*Given data*
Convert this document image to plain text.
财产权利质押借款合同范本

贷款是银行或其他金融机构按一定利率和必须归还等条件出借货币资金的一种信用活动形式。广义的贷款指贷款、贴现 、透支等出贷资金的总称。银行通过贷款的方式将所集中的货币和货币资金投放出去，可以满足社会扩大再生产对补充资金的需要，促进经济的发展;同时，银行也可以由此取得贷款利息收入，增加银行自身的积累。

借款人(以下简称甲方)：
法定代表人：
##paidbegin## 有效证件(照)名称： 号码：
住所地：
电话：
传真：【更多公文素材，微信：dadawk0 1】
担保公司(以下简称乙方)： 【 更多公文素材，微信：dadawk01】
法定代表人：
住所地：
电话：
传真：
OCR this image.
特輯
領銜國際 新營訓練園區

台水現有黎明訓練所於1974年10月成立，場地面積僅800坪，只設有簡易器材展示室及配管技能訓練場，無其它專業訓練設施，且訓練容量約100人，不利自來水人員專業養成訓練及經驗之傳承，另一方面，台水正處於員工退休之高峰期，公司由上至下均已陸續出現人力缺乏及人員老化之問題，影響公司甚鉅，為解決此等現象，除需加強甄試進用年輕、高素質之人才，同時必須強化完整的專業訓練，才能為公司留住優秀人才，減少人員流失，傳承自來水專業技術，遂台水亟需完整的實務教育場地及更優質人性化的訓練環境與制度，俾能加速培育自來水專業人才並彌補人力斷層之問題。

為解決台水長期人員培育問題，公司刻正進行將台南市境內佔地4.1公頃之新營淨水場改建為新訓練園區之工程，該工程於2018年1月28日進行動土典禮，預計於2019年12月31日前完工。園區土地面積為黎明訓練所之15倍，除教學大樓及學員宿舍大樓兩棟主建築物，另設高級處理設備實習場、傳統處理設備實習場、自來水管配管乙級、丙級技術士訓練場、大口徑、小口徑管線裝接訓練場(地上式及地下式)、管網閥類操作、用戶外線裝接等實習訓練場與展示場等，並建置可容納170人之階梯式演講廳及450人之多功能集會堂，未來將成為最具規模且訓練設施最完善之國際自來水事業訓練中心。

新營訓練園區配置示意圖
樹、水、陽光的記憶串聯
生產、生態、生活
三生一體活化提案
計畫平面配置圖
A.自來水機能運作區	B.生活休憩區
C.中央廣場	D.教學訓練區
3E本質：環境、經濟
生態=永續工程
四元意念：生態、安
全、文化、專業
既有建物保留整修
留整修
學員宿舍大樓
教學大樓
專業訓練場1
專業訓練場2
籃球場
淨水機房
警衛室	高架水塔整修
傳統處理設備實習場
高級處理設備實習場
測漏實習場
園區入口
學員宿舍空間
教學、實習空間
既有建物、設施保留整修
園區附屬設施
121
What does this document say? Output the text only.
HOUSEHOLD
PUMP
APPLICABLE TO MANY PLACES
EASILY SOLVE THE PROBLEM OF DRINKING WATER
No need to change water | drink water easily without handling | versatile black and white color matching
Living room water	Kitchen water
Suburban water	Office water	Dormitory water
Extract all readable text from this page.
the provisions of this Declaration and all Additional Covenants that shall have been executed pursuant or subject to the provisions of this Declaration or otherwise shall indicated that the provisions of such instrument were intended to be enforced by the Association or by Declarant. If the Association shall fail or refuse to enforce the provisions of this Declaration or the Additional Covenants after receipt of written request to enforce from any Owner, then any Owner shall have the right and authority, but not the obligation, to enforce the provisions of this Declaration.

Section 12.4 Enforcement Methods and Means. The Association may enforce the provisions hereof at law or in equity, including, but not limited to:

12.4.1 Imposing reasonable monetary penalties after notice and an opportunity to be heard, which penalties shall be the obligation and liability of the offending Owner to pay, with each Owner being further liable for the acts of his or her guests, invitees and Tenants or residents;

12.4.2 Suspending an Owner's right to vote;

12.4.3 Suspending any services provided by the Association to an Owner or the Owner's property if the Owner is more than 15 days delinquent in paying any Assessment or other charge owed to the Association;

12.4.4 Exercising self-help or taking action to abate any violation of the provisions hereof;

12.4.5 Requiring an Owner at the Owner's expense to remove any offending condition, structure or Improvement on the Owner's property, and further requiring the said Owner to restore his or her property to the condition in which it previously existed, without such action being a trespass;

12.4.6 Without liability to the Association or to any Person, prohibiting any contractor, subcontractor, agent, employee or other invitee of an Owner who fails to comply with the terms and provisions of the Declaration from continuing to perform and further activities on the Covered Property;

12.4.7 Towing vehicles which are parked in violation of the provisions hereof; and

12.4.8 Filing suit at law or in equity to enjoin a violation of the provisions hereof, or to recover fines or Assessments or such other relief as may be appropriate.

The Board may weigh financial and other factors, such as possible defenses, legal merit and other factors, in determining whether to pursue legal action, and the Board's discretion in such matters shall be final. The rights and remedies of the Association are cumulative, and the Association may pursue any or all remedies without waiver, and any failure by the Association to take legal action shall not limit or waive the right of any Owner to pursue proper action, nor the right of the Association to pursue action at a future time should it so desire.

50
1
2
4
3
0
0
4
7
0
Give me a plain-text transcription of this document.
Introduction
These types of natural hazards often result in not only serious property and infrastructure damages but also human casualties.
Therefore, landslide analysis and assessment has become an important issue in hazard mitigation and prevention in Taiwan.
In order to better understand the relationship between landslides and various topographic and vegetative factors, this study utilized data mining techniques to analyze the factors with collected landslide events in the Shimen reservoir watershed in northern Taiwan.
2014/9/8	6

*Your task*
Find how many lines in the listing hold "Suspending", and reply with that number only.

*Right answer*
2